Figure content listings

[start]

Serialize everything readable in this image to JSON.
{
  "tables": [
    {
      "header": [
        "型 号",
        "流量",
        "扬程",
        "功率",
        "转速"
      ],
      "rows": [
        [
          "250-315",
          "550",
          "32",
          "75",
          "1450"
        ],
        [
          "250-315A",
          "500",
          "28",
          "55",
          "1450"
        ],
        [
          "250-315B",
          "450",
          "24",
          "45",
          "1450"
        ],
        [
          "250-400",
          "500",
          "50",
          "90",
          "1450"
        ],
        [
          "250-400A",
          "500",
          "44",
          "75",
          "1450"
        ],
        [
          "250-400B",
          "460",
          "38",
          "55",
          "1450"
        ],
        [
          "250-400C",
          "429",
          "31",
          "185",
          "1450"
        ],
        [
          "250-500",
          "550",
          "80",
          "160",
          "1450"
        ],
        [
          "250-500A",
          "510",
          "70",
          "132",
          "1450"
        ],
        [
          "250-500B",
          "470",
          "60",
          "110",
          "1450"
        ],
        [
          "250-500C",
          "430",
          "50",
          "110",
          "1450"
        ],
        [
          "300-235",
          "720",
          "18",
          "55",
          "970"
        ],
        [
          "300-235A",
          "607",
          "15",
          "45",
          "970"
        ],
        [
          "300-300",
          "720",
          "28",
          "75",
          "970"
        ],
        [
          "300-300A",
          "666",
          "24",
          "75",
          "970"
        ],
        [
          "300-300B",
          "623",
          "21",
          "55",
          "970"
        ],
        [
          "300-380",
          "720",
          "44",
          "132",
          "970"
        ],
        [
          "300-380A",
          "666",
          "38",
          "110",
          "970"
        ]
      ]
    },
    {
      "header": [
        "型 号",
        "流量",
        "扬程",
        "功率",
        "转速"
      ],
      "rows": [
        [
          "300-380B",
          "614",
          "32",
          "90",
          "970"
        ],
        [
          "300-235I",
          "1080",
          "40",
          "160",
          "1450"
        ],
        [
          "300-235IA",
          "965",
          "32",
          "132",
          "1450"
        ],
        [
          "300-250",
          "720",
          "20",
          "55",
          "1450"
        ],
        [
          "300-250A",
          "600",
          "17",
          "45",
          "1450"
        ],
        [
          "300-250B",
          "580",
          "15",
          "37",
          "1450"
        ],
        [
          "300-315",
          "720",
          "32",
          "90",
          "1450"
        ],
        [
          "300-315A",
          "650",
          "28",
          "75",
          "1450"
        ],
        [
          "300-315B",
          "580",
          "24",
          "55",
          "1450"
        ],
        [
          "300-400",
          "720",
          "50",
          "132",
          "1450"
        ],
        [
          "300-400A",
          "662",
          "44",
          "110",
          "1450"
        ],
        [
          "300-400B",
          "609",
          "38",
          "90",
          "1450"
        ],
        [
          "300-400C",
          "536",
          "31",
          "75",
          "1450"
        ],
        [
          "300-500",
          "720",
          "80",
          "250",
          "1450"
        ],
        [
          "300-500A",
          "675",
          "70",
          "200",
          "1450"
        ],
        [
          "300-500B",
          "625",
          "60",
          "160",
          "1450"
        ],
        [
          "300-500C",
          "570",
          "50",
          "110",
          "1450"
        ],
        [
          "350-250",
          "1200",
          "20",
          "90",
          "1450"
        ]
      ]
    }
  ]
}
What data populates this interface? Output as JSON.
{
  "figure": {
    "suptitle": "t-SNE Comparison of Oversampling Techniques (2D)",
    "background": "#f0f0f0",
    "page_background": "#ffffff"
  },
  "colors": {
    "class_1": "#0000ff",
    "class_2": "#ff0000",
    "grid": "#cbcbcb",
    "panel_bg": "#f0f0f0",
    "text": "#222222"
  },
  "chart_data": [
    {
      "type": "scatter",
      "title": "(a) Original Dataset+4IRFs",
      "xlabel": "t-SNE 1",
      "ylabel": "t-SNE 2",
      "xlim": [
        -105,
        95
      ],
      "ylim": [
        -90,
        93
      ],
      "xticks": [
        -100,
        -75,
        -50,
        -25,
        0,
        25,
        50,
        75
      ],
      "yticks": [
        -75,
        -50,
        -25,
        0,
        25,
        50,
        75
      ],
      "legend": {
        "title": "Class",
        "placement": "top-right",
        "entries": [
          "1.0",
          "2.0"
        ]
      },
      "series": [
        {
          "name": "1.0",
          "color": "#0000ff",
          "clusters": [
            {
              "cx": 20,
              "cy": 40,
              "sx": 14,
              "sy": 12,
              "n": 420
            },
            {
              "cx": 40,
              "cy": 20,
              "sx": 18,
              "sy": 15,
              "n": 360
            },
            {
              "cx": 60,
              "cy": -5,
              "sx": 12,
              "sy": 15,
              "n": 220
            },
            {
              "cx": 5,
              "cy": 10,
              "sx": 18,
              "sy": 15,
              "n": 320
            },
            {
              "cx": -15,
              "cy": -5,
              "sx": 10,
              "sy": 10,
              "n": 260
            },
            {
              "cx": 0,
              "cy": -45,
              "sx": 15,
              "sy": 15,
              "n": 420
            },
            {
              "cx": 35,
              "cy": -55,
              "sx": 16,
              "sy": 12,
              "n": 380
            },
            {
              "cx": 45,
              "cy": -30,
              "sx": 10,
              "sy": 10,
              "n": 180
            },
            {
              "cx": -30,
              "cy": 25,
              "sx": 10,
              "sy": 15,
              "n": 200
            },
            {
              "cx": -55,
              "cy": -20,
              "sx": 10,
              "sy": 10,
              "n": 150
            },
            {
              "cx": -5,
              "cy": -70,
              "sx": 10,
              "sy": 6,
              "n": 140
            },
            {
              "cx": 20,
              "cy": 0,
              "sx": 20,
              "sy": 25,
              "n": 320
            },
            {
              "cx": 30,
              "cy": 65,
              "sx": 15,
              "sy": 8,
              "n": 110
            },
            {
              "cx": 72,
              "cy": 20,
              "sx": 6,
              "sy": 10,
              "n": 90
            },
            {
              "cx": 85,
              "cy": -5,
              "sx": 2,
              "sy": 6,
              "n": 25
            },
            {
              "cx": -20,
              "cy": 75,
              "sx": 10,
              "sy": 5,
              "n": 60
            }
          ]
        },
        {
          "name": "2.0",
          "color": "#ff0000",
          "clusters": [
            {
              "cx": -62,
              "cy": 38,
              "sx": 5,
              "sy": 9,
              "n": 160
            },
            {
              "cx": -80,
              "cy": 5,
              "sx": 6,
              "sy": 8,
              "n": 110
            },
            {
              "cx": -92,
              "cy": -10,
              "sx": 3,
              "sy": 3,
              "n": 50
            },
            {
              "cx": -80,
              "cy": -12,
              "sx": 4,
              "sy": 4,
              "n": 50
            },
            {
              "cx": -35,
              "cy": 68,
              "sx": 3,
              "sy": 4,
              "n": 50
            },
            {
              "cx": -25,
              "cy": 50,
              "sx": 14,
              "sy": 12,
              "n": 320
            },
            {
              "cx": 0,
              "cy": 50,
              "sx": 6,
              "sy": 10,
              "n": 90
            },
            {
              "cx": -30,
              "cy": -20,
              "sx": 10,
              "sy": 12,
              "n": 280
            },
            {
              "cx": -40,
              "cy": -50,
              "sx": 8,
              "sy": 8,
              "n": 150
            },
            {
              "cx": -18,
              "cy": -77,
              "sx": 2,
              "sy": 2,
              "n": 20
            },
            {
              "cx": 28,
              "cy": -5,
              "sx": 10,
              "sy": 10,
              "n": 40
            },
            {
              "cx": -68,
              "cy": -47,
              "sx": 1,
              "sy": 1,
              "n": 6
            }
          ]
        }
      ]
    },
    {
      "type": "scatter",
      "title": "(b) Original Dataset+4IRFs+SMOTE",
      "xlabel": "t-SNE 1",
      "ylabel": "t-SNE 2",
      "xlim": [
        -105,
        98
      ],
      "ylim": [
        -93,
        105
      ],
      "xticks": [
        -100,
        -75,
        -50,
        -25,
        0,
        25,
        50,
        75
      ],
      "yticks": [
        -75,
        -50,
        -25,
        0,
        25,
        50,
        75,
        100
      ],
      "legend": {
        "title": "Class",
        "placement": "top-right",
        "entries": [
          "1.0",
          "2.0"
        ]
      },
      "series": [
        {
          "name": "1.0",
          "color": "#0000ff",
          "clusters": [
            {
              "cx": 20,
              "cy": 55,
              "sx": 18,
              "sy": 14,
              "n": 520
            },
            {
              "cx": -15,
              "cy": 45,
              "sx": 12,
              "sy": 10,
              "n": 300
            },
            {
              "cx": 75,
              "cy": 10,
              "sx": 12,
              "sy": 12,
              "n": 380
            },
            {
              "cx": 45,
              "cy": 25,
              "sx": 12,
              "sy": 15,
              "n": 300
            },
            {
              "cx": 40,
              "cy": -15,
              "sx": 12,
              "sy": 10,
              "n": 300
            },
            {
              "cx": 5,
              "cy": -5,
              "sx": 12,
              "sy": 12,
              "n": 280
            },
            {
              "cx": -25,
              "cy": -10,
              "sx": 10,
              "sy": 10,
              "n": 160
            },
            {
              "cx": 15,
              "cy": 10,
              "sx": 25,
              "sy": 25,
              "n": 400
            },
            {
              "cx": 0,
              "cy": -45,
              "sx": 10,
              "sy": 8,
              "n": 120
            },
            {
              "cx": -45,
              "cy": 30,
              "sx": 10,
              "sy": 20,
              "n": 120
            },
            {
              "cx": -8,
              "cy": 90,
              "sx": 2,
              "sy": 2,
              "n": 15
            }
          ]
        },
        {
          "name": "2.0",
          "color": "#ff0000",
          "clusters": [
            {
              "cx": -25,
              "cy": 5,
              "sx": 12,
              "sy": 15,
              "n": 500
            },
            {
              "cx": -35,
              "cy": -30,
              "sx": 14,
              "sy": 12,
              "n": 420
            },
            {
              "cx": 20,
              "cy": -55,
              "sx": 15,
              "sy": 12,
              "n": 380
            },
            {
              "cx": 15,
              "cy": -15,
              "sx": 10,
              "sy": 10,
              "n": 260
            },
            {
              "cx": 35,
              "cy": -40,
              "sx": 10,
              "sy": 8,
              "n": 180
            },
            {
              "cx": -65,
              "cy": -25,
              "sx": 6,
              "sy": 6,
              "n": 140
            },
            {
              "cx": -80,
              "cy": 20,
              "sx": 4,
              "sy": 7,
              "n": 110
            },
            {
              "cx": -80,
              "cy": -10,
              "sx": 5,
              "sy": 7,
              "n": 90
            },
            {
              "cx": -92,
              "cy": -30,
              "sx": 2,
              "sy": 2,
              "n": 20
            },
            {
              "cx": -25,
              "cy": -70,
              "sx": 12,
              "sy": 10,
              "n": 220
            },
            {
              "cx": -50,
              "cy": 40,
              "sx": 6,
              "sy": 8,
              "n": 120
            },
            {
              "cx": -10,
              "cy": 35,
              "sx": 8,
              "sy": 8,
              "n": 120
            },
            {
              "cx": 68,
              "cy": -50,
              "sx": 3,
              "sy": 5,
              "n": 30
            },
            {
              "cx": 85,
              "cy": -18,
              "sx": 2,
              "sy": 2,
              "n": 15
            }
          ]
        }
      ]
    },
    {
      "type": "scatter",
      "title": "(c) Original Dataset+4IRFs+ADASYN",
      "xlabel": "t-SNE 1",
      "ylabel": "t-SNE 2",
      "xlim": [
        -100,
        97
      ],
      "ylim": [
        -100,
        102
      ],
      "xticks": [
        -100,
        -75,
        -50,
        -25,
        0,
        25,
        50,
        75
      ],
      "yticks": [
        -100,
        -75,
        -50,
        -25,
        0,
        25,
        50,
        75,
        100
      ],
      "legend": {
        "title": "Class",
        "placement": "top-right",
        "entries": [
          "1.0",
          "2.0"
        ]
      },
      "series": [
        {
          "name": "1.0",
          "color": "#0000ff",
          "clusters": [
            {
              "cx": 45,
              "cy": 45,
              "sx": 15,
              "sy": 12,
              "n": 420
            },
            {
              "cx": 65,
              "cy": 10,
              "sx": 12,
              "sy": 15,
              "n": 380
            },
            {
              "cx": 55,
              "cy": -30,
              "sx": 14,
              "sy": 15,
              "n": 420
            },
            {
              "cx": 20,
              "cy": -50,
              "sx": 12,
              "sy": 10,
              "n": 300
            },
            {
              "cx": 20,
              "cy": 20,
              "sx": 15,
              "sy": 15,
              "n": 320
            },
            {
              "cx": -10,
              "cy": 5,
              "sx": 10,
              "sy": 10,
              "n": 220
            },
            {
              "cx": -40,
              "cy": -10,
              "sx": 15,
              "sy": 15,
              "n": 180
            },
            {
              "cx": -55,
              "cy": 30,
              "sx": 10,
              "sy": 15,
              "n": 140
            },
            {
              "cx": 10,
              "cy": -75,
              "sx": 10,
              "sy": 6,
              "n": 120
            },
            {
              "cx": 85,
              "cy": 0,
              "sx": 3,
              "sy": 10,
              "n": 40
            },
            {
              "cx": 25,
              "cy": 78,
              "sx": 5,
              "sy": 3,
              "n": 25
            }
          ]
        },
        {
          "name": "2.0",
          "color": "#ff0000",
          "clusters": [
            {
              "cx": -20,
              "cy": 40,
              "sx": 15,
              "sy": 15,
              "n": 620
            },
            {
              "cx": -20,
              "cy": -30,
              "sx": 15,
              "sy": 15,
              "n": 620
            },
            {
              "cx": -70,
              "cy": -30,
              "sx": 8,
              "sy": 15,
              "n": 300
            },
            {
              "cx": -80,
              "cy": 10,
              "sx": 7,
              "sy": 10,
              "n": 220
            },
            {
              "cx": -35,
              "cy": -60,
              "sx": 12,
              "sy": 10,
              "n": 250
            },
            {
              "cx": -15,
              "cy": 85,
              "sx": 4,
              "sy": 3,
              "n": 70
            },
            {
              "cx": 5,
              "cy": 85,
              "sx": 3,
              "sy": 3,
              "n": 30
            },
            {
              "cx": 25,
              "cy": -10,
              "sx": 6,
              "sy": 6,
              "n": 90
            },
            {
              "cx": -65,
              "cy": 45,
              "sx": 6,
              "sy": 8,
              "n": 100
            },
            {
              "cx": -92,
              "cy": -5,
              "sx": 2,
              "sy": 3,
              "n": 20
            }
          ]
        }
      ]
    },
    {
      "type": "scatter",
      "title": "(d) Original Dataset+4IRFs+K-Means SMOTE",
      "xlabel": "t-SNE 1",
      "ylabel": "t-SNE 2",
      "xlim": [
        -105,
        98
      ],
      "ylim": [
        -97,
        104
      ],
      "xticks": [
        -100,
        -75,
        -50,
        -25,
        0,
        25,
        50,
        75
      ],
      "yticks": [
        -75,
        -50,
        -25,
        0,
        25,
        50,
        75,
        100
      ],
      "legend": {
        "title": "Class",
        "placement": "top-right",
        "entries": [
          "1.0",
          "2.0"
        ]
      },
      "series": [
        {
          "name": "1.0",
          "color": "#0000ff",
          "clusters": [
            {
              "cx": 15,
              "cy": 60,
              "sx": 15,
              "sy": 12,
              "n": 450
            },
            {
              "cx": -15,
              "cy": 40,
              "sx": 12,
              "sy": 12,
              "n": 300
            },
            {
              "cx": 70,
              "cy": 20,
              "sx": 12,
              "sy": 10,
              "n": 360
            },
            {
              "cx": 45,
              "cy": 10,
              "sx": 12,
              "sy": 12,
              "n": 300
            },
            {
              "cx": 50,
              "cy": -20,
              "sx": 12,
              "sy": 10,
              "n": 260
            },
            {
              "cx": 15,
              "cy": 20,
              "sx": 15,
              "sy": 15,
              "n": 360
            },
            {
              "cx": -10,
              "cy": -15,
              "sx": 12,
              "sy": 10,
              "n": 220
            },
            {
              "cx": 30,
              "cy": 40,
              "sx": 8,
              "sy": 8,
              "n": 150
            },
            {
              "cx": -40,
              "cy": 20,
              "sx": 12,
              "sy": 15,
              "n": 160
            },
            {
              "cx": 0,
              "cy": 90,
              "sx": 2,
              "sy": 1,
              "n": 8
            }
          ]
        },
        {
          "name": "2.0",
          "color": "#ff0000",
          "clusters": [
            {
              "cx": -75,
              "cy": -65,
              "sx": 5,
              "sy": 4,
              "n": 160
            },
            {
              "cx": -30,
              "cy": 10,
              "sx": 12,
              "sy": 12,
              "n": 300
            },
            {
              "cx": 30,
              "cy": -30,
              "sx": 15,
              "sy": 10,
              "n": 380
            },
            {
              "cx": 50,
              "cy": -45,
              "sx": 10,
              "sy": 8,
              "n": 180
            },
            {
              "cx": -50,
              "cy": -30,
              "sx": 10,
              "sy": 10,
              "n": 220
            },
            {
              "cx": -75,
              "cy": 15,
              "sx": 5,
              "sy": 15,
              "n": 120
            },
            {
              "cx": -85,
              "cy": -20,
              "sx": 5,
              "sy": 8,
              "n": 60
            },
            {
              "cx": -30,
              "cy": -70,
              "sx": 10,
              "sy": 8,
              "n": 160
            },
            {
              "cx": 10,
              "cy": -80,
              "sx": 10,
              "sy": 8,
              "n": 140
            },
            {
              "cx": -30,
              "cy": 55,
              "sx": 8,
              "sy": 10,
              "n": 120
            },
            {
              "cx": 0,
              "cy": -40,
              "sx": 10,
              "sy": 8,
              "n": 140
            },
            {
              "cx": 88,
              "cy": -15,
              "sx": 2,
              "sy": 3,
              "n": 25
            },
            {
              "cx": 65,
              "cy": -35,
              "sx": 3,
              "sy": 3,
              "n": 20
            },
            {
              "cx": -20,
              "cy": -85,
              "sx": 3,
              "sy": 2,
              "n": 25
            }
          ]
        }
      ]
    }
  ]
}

[end]

Pick out every line above that holds the word "this" and copy it.

Serialize everything readable in this image to JSON.
What data populates this interface? Output as JSON.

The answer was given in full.